Supplied data:

^^^^^^^^

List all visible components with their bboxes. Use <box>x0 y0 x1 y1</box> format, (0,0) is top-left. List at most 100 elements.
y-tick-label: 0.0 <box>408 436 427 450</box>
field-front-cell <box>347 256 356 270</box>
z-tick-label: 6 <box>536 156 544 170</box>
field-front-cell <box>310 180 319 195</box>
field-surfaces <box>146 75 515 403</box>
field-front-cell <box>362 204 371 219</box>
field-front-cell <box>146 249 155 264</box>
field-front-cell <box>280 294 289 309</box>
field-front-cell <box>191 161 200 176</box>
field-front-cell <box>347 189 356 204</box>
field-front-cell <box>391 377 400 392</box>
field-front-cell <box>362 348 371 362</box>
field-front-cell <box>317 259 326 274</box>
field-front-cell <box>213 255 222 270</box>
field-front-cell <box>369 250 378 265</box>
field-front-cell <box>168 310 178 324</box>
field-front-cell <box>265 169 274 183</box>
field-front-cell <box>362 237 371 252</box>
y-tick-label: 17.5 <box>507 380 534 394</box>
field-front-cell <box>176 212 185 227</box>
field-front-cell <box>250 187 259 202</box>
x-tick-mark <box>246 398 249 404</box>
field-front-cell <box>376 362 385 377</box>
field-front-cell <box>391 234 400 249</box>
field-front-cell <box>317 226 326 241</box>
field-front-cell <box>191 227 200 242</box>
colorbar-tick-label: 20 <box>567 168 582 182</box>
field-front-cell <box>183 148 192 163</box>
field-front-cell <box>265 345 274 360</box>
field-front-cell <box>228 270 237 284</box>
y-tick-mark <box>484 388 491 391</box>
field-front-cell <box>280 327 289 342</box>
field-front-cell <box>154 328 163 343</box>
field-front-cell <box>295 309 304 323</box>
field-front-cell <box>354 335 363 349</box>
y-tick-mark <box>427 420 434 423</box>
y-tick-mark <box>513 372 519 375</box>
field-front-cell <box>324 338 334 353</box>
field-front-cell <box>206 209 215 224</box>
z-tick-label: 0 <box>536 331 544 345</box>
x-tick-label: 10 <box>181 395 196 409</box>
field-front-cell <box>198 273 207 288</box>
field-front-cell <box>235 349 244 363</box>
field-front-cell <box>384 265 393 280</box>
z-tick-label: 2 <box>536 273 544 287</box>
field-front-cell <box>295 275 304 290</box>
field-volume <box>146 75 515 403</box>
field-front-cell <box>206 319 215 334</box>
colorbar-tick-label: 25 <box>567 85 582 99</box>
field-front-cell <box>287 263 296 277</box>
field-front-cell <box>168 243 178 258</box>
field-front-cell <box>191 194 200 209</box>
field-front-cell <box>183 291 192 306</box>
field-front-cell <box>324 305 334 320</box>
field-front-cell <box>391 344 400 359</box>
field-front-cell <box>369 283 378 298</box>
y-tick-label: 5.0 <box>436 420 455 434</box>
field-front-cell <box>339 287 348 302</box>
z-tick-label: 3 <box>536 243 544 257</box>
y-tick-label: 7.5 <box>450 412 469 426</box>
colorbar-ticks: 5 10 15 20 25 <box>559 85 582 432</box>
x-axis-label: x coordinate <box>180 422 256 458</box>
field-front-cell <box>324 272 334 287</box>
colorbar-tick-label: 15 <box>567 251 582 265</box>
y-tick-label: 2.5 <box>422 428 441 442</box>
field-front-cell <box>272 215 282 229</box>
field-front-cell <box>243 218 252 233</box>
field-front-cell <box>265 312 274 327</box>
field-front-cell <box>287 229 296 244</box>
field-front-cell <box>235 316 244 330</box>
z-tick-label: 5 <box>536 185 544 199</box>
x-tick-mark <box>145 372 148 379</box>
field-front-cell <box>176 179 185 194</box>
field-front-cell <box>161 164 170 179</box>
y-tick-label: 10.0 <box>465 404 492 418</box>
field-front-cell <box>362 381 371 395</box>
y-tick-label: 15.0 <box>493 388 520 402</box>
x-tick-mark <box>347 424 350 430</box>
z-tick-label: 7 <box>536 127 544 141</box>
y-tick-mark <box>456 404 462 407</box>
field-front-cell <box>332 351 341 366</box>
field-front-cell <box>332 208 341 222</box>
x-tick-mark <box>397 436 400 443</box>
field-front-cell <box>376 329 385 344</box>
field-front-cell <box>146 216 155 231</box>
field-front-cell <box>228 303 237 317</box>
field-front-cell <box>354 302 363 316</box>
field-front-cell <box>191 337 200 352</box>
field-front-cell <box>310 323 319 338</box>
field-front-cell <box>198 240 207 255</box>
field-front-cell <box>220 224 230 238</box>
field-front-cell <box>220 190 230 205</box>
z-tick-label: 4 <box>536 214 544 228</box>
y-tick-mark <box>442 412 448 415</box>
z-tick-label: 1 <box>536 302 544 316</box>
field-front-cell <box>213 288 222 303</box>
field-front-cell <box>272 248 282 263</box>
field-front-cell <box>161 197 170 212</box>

^^^^^^^^

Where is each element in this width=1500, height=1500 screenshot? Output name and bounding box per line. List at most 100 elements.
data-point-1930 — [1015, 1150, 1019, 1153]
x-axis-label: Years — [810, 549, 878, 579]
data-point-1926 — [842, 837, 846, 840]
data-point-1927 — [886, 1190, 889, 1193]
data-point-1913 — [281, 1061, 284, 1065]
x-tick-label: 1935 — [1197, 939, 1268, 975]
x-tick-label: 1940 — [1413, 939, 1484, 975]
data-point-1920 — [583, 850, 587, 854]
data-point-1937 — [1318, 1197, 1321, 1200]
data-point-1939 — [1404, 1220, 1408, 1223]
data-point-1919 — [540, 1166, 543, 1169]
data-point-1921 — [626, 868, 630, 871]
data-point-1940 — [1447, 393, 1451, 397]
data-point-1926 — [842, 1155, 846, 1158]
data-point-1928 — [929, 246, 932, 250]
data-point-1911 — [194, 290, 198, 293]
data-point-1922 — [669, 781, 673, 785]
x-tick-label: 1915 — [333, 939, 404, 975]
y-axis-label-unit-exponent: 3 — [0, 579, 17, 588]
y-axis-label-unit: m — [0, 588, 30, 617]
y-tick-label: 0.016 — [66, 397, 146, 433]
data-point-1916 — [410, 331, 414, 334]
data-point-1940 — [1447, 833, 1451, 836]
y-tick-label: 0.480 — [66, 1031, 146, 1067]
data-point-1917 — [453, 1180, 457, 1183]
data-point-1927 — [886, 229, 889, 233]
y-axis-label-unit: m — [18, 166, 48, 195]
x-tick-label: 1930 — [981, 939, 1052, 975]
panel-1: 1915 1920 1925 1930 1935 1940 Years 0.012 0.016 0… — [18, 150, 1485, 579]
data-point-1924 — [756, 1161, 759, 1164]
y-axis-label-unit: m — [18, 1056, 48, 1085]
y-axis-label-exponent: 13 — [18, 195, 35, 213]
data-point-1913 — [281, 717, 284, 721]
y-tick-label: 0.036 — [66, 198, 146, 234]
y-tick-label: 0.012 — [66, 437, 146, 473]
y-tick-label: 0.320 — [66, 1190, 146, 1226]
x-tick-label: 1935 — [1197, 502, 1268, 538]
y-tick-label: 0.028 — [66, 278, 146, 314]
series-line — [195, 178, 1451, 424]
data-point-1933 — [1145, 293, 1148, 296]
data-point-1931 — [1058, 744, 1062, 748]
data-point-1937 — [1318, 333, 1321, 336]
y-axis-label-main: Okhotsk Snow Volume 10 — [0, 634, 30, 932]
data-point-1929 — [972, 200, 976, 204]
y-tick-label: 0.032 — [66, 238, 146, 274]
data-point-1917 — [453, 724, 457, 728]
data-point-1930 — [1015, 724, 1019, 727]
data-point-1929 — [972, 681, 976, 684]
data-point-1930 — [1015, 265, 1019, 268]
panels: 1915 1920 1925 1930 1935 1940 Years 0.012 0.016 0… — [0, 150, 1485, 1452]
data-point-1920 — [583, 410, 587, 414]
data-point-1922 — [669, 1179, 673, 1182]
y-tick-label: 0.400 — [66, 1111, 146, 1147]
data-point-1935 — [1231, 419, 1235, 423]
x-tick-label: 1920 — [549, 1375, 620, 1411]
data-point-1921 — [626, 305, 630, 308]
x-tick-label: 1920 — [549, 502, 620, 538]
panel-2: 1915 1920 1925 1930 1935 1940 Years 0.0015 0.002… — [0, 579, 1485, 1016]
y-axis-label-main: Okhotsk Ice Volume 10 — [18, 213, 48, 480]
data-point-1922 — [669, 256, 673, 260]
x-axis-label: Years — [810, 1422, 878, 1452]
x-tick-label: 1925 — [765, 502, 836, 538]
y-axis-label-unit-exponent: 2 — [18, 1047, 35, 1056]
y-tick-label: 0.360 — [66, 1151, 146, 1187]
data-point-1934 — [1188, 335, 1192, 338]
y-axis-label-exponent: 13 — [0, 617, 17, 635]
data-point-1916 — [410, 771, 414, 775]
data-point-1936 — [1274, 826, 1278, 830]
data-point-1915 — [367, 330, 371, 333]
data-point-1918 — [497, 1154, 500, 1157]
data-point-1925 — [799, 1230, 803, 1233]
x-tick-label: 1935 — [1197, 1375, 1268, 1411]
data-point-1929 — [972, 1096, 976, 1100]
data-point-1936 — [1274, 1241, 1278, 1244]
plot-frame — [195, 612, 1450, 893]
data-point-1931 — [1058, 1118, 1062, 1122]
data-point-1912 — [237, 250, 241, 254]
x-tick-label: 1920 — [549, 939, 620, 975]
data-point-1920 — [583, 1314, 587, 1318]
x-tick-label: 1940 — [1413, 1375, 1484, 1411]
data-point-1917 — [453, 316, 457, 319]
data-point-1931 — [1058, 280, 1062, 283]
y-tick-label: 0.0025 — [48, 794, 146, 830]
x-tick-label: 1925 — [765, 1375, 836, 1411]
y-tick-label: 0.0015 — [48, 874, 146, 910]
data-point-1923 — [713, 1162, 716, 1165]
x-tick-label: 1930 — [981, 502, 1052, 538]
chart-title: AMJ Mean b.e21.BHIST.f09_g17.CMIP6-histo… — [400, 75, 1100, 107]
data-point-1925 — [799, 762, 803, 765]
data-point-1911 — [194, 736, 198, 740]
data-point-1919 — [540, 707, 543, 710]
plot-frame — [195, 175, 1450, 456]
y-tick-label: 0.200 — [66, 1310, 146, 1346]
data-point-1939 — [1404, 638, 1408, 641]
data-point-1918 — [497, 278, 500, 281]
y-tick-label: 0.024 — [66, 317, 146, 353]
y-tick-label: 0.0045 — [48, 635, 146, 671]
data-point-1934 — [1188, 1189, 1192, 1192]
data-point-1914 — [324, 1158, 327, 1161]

^^^^^^^^

Problem description:
Starting with the line containing "List all visible" and going on through the line containing "field-front-cell <box>376 362 385 377</box>", write those lines again, changing "tick-label" to "tick-text" and leaving everything else the same.

Task result:
List all visible components with their bboxes. Use <box>x0 y0 x1 y1</box> format, (0,0) is top-left. List at most 100 elements.
y-tick-text: 0.0 <box>408 436 427 450</box>
field-front-cell <box>347 256 356 270</box>
z-tick-text: 6 <box>536 156 544 170</box>
field-front-cell <box>310 180 319 195</box>
field-surfaces <box>146 75 515 403</box>
field-front-cell <box>362 204 371 219</box>
field-front-cell <box>146 249 155 264</box>
field-front-cell <box>280 294 289 309</box>
field-front-cell <box>191 161 200 176</box>
field-front-cell <box>347 189 356 204</box>
field-front-cell <box>391 377 400 392</box>
field-front-cell <box>362 348 371 362</box>
field-front-cell <box>317 259 326 274</box>
field-front-cell <box>213 255 222 270</box>
field-front-cell <box>369 250 378 265</box>
field-front-cell <box>168 310 178 324</box>
field-front-cell <box>265 169 274 183</box>
field-front-cell <box>362 237 371 252</box>
y-tick-text: 17.5 <box>507 380 534 394</box>
field-front-cell <box>176 212 185 227</box>
field-front-cell <box>250 187 259 202</box>
x-tick-mark <box>246 398 249 404</box>
field-front-cell <box>376 362 385 377</box>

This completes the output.